> _Task statement_:
Report each line of the entries below that contains the string "site", reproducing every such line in full.

--- Begin Records for processing ---

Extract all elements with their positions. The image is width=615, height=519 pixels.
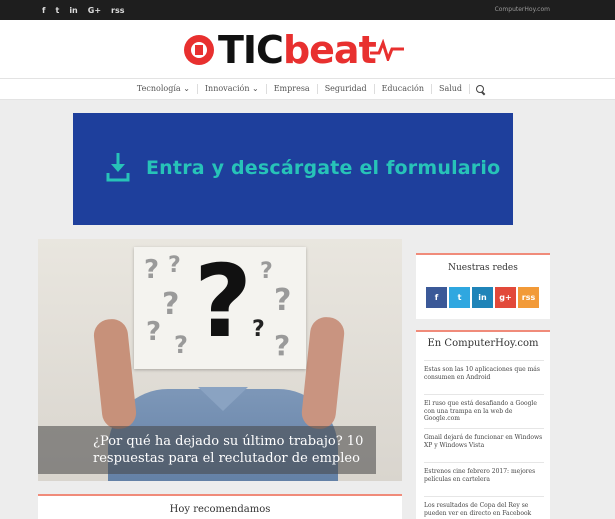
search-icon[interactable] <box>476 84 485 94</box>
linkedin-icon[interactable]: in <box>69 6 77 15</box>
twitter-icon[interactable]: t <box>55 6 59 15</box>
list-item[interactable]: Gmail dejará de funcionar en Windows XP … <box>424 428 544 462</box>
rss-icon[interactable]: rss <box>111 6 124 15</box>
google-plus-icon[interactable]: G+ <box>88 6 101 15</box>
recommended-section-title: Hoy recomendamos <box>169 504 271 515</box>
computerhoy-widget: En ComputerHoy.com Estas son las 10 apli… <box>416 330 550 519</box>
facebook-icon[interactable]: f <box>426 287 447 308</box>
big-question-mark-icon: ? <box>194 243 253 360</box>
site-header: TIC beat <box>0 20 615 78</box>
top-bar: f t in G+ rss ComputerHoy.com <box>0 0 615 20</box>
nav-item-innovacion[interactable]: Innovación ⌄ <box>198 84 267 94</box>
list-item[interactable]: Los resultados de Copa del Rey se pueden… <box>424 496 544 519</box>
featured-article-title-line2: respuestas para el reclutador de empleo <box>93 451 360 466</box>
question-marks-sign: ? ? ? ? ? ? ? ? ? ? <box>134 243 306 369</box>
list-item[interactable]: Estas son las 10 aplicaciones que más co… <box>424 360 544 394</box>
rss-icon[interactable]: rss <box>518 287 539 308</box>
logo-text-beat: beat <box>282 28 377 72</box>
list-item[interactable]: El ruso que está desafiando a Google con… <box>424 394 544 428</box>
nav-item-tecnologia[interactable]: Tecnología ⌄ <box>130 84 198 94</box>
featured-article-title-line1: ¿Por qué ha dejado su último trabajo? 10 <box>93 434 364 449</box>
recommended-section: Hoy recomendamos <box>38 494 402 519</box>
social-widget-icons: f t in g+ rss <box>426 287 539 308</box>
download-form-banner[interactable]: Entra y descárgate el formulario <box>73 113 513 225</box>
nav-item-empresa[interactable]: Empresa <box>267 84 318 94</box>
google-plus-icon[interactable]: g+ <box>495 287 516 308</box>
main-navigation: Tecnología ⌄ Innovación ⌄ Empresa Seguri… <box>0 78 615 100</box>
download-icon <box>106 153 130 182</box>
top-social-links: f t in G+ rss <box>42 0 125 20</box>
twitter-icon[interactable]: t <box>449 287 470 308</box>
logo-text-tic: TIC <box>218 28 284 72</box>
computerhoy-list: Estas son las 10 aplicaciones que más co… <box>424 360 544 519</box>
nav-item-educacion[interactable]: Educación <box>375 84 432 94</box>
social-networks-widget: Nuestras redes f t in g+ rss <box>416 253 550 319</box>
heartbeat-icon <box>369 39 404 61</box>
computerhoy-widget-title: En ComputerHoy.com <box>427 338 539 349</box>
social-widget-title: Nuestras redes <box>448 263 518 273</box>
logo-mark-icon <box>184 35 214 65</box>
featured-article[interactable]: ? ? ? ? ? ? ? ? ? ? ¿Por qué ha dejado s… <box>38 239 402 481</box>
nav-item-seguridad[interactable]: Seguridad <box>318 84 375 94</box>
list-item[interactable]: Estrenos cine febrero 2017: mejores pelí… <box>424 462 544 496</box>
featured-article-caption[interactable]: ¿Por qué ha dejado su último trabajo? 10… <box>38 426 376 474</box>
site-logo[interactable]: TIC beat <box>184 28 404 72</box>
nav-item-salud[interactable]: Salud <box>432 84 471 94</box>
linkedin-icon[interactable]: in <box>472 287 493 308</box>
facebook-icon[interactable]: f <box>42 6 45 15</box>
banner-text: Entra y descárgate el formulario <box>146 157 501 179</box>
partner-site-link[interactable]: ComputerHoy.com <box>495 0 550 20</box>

--- End Records for processing ---

> _The completed task_:
site-header: TIC beat <box>0 20 615 78</box>
site-logo[interactable]: TIC beat <box>184 28 404 72</box>
partner-site-link[interactable]: ComputerHoy.com <box>495 0 550 20</box>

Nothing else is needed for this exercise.